• _Task objective_
Only the pictures are omitted; repeat all other data exactly.

(Stored data)
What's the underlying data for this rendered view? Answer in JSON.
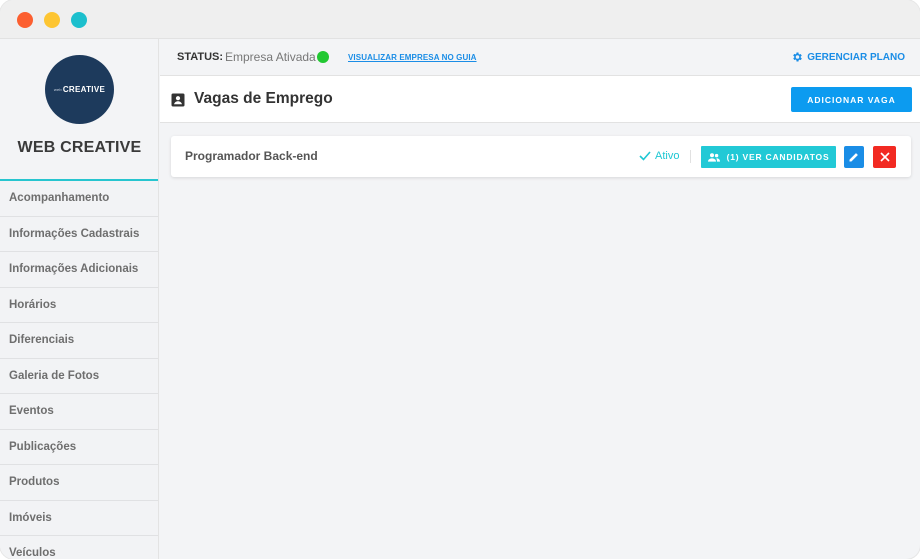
{
  "window": {
    "controls": [
      "close",
      "minimize",
      "maximize"
    ]
  },
  "sidebar": {
    "logo": {
      "small_text": "web",
      "big_text": "CREATIVE"
    },
    "company_name": "WEB CREATIVE",
    "items": [
      {
        "label": "Acompanhamento"
      },
      {
        "label": "Informações Cadastrais"
      },
      {
        "label": "Informações Adicionais"
      },
      {
        "label": "Horários"
      },
      {
        "label": "Diferenciais"
      },
      {
        "label": "Galeria de Fotos"
      },
      {
        "label": "Eventos"
      },
      {
        "label": "Publicações"
      },
      {
        "label": "Produtos"
      },
      {
        "label": "Imóveis"
      },
      {
        "label": "Veículos"
      }
    ]
  },
  "statusbar": {
    "status_label": "STATUS:",
    "status_value": "Empresa Ativada",
    "status_color": "#22c832",
    "guide_link": "VISUALIZAR EMPRESA NO GUIA",
    "manage_plan": "GERENCIAR PLANO",
    "manage_plan_icon": "gear-icon"
  },
  "page": {
    "title": "Vagas de Emprego",
    "title_icon": "contact-card-icon",
    "add_button": "ADICIONAR VAGA"
  },
  "jobs": [
    {
      "title": "Programador Back-end",
      "status": "Ativo",
      "candidates_label": "(1) VER CANDIDATOS",
      "edit_icon": "pencil-icon",
      "delete_icon": "close-icon"
    }
  ],
  "colors": {
    "accent": "#1a8de6",
    "teal": "#22c9d6",
    "danger": "#f22a22",
    "sidebar_accent": "#27c5cf"
  }
}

• _Response to the task_
What's the underlying data for this rendered view? Answer in JSON.
{
  "window": {
    "controls": [
      "close",
      "minimize",
      "maximize"
    ]
  },
  "sidebar": {
    "logo": {
      "small_text": "web",
      "big_text": "CREATIVE"
    },
    "company_name": "WEB CREATIVE",
    "items": [
      {
        "label": "Acompanhamento"
      },
      {
        "label": "Informações Cadastrais"
      },
      {
        "label": "Informações Adicionais"
      },
      {
        "label": "Horários"
      },
      {
        "label": "Diferenciais"
      },
      {
        "label": "Galeria de Fotos"
      },
      {
        "label": "Eventos"
      },
      {
        "label": "Publicações"
      },
      {
        "label": "Produtos"
      },
      {
        "label": "Imóveis"
      },
      {
        "label": "Veículos"
      }
    ]
  },
  "statusbar": {
    "status_label": "STATUS:",
    "status_value": "Empresa Ativada",
    "status_color": "#22c832",
    "guide_link": "VISUALIZAR EMPRESA NO GUIA",
    "manage_plan": "GERENCIAR PLANO",
    "manage_plan_icon": "gear-icon"
  },
  "page": {
    "title": "Vagas de Emprego",
    "title_icon": "contact-card-icon",
    "add_button": "ADICIONAR VAGA"
  },
  "jobs": [
    {
      "title": "Programador Back-end",
      "status": "Ativo",
      "candidates_label": "(1) VER CANDIDATOS",
      "edit_icon": "pencil-icon",
      "delete_icon": "close-icon"
    }
  ],
  "colors": {
    "accent": "#1a8de6",
    "teal": "#22c9d6",
    "danger": "#f22a22",
    "sidebar_accent": "#27c5cf"
  }
}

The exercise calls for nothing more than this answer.